**WHAT THIS TASK INVOLVES:** Your answer should consist of each line below that contains the string "renal".

[[ AVAILABLE RECORDS, beginning ]]

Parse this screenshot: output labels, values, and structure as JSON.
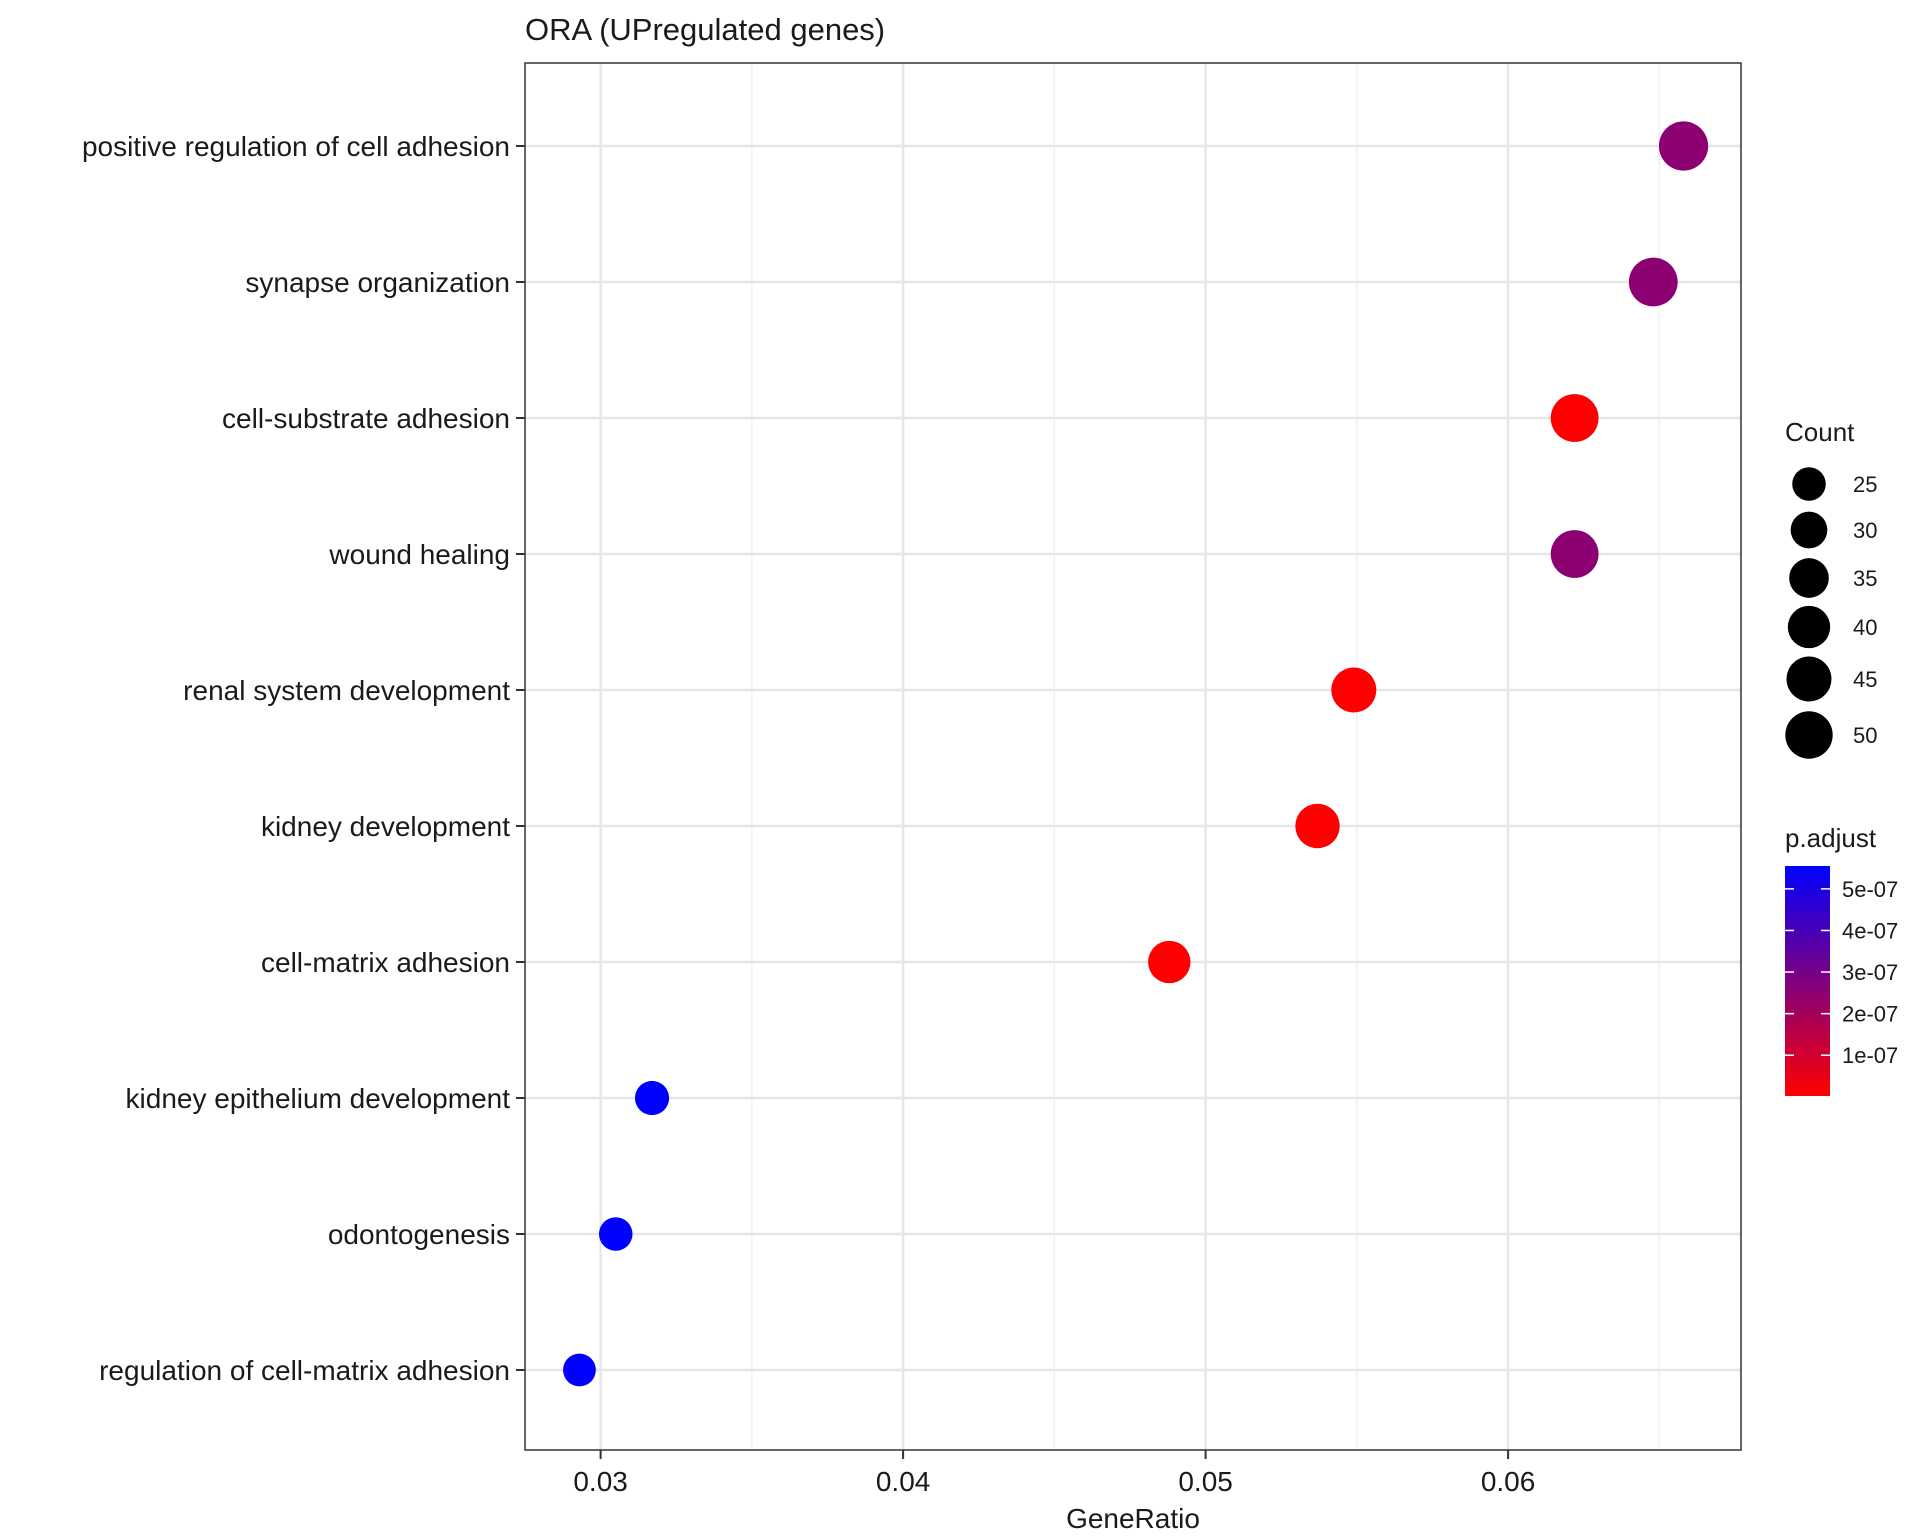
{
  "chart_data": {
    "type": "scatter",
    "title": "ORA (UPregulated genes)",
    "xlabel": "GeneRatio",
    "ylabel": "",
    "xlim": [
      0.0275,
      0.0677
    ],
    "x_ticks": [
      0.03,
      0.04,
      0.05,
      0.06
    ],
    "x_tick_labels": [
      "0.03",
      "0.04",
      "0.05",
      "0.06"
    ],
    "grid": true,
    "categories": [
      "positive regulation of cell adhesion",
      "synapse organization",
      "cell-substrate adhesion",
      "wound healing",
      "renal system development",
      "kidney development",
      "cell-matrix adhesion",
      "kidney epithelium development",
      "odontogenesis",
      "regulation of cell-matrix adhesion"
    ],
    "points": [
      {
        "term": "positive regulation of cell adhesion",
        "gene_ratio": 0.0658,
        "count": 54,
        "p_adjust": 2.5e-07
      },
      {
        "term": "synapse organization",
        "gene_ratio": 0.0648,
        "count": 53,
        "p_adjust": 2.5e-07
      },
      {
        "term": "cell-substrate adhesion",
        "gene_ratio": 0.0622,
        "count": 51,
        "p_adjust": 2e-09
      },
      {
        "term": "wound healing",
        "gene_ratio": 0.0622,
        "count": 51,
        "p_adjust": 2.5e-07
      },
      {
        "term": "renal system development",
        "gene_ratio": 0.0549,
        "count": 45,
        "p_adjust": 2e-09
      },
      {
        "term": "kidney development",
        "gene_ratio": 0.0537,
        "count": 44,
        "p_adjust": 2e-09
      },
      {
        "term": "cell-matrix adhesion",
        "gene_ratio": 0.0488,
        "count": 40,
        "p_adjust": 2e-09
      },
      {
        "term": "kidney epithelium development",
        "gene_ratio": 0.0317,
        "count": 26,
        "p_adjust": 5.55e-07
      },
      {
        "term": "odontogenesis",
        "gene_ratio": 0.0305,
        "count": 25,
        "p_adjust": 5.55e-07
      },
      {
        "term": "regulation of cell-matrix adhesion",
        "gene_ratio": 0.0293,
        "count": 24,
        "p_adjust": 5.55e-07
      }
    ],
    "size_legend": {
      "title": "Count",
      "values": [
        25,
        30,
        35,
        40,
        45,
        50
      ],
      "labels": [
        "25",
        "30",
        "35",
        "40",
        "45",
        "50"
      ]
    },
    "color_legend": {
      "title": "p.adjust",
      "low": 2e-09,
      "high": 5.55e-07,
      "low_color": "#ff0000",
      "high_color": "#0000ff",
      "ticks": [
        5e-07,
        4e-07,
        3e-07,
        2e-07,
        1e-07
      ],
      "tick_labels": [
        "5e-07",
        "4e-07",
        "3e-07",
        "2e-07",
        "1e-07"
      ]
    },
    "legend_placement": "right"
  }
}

[[ AVAILABLE RECORDS, end ]]

**OUTPUT FOR THIS TASK:**
      "renal system development",
        "term": "renal system development",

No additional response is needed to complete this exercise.